In the listing that follows, how many lines contain the string "τάσεις"? Provide only the number.

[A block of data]

·····

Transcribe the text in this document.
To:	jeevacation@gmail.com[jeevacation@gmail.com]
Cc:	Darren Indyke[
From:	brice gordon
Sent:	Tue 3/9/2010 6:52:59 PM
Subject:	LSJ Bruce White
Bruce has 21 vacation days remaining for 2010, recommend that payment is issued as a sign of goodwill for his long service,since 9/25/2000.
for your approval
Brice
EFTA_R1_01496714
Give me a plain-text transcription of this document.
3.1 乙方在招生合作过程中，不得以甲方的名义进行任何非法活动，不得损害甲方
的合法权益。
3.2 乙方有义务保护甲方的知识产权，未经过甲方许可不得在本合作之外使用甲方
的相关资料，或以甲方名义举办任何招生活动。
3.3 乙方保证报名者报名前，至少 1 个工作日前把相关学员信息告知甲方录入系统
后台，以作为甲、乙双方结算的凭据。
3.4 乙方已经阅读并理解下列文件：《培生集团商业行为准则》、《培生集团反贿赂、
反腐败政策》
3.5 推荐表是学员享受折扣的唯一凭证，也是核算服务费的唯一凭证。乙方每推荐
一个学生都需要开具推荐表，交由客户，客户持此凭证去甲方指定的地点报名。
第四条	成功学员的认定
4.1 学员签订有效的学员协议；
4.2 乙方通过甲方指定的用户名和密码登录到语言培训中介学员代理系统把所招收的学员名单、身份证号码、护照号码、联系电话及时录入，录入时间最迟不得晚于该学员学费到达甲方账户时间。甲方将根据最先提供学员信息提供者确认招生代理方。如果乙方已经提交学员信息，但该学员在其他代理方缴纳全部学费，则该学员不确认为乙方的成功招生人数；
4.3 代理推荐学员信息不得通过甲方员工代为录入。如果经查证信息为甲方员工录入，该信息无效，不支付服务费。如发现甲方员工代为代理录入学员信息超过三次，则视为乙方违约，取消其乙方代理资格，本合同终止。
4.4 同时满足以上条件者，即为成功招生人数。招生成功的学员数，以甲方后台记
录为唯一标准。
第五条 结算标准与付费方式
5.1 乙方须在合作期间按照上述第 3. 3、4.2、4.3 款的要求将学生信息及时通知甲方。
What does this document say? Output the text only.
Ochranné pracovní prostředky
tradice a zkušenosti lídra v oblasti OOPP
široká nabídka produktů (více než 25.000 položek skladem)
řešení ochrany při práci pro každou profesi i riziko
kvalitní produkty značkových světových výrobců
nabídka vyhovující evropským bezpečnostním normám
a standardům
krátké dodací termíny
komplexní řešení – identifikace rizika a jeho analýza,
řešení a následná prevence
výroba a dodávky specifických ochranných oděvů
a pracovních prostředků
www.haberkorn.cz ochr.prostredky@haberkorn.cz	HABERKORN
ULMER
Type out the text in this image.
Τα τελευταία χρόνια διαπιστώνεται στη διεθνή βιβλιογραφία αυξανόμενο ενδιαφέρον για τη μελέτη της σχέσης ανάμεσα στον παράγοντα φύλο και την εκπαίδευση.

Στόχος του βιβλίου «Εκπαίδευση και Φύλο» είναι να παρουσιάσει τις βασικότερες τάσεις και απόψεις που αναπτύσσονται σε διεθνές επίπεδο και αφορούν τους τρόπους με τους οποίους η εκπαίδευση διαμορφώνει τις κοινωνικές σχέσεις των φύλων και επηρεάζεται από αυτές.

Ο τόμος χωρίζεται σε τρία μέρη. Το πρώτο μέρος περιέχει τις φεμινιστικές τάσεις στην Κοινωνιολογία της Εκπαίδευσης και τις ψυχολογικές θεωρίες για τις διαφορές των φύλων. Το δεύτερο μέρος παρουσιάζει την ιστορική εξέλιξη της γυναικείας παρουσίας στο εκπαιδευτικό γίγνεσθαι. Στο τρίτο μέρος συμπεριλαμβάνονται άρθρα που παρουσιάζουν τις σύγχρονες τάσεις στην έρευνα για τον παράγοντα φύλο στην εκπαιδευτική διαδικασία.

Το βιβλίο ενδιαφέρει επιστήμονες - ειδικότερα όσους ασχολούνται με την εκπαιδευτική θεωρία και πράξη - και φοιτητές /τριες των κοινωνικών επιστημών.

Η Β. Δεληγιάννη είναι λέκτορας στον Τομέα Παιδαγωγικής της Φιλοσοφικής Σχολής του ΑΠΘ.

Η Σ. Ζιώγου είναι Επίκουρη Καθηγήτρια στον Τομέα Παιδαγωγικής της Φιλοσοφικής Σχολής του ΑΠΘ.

·····

Task result | 2